Short problem: Update the entries from the very first one through the line containing "x-tick-label: 0.2 <box>856 422 877 437</box>" by changing "replications" to "trials", and reproduce those lines with everything else left unchanged.
— Begin Stored data —
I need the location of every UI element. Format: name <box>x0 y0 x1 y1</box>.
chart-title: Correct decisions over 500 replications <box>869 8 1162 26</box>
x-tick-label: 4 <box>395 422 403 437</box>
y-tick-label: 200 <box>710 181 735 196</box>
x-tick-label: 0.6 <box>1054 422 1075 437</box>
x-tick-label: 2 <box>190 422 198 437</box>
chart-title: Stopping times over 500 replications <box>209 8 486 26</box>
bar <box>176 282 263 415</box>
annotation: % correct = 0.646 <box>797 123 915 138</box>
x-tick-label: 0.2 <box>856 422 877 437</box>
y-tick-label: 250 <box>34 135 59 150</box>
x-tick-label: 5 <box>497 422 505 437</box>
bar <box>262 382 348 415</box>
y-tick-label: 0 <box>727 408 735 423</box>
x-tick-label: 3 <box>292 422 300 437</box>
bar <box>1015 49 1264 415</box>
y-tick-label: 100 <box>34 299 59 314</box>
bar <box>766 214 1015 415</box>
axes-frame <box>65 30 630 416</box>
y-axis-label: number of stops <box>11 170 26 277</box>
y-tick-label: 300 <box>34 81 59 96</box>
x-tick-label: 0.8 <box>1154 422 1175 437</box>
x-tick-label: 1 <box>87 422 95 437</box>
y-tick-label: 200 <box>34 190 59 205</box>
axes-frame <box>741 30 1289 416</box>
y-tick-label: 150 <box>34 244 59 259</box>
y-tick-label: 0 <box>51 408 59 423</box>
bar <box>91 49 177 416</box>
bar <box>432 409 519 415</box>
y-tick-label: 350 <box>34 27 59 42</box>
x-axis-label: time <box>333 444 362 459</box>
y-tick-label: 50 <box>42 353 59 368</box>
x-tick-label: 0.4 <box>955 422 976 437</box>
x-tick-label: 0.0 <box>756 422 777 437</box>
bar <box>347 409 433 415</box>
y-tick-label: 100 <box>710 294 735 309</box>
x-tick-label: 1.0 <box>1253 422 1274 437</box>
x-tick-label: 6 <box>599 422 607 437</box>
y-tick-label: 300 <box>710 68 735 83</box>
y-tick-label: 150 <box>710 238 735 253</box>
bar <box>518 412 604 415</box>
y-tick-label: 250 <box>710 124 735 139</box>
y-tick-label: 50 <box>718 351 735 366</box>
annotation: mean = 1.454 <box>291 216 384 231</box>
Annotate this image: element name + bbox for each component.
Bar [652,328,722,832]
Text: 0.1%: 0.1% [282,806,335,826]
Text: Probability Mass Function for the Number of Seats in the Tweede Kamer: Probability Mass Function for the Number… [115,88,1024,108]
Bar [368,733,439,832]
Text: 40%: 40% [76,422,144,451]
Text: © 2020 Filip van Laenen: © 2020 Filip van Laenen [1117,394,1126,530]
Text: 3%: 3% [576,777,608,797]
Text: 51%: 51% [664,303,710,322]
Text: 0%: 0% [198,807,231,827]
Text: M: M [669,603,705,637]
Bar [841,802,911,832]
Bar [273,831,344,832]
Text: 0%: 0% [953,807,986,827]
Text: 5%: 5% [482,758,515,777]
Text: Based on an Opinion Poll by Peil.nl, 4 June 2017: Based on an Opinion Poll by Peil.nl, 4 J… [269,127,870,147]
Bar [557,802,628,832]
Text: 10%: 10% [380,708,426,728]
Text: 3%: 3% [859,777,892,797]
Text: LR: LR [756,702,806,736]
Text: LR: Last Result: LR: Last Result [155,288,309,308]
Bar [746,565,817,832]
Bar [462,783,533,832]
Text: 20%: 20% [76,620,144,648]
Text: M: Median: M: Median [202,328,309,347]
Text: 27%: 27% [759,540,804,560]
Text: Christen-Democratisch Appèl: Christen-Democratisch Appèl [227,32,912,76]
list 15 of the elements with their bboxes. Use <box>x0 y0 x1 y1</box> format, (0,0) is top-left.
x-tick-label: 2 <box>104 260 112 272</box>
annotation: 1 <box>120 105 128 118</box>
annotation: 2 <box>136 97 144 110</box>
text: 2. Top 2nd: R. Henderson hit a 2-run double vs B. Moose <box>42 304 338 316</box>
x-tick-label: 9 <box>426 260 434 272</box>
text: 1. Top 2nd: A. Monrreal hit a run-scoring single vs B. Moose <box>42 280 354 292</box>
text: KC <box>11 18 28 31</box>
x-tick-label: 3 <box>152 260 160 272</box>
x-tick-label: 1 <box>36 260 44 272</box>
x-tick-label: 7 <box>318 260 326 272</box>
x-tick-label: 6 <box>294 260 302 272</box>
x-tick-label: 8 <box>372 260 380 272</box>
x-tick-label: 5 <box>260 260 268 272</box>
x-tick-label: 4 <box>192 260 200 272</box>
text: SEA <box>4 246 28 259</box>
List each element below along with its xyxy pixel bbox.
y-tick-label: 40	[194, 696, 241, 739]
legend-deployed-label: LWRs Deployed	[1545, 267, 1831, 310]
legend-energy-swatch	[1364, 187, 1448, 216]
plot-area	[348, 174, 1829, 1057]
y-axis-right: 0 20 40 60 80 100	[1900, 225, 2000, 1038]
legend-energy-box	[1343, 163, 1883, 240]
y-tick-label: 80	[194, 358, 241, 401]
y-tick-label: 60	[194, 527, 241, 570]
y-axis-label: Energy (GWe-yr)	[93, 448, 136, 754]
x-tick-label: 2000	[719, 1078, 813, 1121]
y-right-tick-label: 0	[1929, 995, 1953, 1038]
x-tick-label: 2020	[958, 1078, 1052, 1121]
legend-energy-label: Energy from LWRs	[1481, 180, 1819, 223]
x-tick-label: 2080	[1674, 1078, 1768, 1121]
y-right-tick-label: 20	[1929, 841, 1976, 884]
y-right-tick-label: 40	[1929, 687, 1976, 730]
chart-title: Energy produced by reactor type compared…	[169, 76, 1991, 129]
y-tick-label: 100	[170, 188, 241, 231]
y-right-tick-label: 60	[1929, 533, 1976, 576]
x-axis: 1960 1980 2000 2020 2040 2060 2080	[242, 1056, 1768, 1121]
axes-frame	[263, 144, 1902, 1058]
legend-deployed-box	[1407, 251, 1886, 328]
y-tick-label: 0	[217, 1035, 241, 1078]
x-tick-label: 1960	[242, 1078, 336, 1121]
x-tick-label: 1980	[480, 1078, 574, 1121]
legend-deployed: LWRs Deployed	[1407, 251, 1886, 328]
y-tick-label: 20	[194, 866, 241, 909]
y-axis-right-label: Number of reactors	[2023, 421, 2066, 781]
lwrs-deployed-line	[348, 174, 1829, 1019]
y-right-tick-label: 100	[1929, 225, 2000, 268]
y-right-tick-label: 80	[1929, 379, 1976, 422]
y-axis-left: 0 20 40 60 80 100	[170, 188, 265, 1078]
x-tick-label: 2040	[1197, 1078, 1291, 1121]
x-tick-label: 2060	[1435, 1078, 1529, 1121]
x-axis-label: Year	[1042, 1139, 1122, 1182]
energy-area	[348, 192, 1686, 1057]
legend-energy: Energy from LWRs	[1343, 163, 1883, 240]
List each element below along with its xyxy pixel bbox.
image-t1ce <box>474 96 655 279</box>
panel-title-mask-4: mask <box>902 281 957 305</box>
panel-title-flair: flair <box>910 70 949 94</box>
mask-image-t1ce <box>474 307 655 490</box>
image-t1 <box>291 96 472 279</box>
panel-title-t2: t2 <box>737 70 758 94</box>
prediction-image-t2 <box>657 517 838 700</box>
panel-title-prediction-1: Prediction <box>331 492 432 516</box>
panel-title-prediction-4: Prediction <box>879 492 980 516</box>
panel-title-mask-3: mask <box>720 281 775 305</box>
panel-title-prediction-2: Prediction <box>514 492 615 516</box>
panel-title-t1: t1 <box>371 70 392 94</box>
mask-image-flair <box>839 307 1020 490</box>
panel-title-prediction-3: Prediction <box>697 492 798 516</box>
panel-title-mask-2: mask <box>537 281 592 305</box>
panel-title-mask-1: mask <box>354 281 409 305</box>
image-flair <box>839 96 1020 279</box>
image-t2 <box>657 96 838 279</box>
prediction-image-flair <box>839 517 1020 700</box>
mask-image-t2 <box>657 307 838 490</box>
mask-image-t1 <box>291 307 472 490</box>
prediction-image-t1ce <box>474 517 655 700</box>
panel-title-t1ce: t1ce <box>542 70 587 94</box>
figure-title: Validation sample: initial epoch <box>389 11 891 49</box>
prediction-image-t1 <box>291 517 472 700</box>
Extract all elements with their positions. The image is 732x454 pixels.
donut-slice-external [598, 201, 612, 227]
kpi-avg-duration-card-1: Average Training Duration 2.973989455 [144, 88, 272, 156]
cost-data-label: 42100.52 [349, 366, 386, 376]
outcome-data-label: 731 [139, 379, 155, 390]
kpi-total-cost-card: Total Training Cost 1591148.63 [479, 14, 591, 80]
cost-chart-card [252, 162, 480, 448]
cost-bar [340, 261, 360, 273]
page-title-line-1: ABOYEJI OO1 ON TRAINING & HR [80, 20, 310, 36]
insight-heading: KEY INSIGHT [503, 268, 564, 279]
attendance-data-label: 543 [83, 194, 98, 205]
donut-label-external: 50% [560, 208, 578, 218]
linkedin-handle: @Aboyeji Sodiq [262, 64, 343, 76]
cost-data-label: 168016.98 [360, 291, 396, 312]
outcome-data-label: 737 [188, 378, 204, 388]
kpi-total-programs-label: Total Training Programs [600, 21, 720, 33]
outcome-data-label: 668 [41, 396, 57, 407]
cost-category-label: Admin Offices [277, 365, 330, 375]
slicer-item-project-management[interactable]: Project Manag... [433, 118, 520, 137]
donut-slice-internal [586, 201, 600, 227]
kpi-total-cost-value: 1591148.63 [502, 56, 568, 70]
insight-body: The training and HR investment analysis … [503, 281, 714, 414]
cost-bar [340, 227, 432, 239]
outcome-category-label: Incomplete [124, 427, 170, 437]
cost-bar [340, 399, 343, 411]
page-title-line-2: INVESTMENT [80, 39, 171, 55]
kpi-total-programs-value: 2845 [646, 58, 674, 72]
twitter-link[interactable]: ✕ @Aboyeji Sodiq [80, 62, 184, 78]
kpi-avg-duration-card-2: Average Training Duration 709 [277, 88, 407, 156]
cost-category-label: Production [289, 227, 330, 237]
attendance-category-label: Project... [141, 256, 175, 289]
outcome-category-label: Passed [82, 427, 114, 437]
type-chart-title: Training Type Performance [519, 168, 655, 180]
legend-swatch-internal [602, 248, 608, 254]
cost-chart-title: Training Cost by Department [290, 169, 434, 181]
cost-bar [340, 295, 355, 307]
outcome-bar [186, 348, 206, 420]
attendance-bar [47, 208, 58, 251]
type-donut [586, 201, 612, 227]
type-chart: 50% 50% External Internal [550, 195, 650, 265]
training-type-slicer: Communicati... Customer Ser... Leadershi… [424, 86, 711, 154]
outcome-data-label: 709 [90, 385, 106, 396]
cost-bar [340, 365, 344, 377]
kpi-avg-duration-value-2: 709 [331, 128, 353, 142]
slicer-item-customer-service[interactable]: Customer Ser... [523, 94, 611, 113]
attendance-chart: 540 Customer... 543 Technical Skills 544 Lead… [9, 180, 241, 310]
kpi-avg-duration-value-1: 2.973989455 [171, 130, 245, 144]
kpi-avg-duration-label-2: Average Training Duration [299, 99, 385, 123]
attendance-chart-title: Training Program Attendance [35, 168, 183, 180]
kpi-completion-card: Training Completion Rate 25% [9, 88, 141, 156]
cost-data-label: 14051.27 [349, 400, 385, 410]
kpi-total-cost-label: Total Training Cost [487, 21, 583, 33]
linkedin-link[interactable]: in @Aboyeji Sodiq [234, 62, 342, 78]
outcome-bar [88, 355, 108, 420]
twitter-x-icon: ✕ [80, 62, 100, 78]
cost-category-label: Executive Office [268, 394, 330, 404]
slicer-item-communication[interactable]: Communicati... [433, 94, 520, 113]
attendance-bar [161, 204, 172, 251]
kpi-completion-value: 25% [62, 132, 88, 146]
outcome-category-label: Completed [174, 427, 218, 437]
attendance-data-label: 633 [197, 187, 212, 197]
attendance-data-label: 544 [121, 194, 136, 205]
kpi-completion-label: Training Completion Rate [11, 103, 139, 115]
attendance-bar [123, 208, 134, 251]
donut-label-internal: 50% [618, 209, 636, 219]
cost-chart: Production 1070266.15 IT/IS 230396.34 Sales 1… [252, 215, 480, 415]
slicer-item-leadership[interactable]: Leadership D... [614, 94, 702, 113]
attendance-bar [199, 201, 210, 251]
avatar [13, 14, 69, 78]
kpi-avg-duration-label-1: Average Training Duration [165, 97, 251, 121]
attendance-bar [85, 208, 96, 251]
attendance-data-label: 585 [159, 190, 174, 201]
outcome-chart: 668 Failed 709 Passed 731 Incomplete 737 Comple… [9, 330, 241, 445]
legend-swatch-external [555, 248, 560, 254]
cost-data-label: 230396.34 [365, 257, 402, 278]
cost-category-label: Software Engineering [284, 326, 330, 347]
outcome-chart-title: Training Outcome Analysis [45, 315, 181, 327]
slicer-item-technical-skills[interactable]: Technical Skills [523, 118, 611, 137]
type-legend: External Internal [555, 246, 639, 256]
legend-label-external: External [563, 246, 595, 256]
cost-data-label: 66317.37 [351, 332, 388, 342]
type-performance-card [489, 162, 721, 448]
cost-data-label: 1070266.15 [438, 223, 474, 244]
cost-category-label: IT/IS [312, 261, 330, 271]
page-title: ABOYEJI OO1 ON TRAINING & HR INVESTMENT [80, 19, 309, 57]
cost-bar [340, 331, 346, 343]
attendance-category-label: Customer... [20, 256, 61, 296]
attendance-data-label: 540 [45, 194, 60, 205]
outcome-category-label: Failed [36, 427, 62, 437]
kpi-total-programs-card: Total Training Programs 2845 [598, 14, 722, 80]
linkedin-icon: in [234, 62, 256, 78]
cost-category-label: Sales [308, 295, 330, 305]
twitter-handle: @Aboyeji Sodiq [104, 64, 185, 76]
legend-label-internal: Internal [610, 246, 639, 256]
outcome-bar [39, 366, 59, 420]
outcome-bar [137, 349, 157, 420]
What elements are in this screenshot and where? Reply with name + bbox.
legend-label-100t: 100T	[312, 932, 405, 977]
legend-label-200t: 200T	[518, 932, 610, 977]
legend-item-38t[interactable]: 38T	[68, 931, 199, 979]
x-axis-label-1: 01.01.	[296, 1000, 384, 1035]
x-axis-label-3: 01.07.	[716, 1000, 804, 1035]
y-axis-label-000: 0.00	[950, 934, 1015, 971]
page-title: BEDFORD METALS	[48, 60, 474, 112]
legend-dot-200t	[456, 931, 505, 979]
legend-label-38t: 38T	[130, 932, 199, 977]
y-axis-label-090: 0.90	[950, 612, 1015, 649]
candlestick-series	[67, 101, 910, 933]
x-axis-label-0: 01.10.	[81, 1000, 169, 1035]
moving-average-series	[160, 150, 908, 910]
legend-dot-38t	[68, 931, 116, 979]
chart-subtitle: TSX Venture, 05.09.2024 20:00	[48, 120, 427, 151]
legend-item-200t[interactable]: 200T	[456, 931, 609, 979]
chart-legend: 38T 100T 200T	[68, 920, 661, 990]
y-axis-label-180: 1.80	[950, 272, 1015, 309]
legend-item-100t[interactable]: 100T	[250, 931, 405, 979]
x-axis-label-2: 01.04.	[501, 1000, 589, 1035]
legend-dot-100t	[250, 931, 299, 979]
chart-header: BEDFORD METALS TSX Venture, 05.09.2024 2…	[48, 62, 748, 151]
— End Stored data —
Written response:
I need the location of every UI element. Format: name <box>x0 y0 x1 y1</box>.
chart-title: Correct decisions over 500 trials <box>869 8 1162 26</box>
x-tick-label: 4 <box>395 422 403 437</box>
y-tick-label: 200 <box>710 181 735 196</box>
x-tick-label: 0.6 <box>1054 422 1075 437</box>
x-tick-label: 2 <box>190 422 198 437</box>
chart-title: Stopping times over 500 trials <box>209 8 486 26</box>
bar <box>176 282 263 415</box>
annotation: % correct = 0.646 <box>797 123 915 138</box>
x-tick-label: 0.2 <box>856 422 877 437</box>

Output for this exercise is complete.